(Items from a dataset)
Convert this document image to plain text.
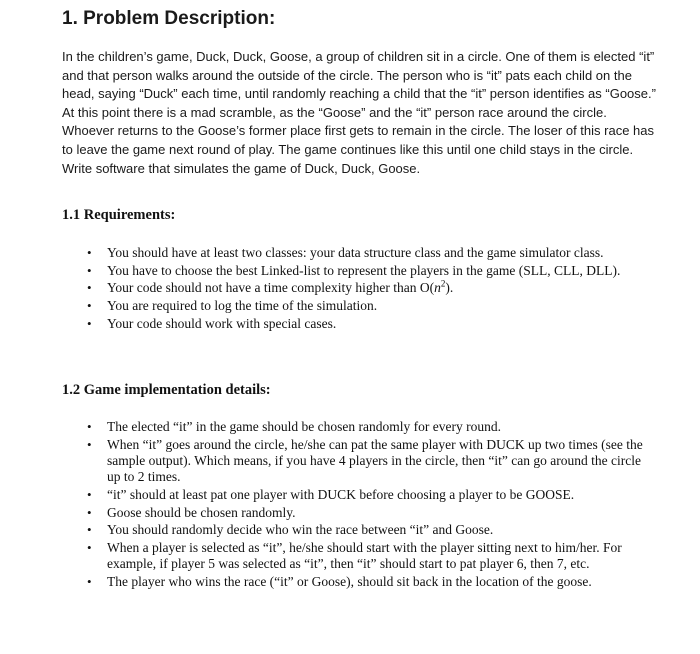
1. Problem Description:
In the children’s game, Duck, Duck, Goose, a group of children sit in a circle. One of them is elected “it” and that person walks around the outside of the circle. The person who is “it” pats each child on the head, saying “Duck” each time, until randomly reaching a child that the “it” person identifies as “Goose.” At this point there is a mad scramble, as the “Goose” and the “it” person race around the circle. Whoever returns to the Goose’s former place first gets to remain in the circle. The loser of this race has to leave the game next round of play. The game continues like this until one child stays in the circle. Write software that simulates the game of Duck, Duck, Goose.
1.1 Requirements:
• You should have at least two classes: your data structure class and the game simulator class.
• You have to choose the best Linked-list to represent the players in the game (SLL, CLL, DLL).
• Your code should not have a time complexity higher than $O(n^2)$.
• You are required to log the time of the simulation.
• Your code should work with special cases.
1.2 Game implementation details:
• The elected “it” in the game should be chosen randomly for every round.
• When “it” goes around the circle, he/she can pat the same player with DUCK up two times (see the sample output). Which means, if you have 4 players in the circle, then “it” can go around the circle up to 2 times.
• “it” should at least pat one player with DUCK before choosing a player to be GOOSE.
• Goose should be chosen randomly.
• You should randomly decide who win the race between “it” and Goose.
• When a player is selected as “it”, he/she should start with the player sitting next to him/her. For example, if player 5 was selected as “it”, then “it” should start to pat player 6, then 7, etc.
• The player who wins the race (“it” or Goose), should sit back in the location of the goose.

_Problem:_ Which lines hold the word "players"? Copy every one of them.

_Solution below:_
• You have to choose the best Linked-list to represent the players in the game (SLL, CLL, DLL).
• When “it” goes around the circle, he/she can pat the same player with DUCK up two times (see the sample output). Which means, if you have 4 players in the circle, then “it” can go around the circle up to 2 times.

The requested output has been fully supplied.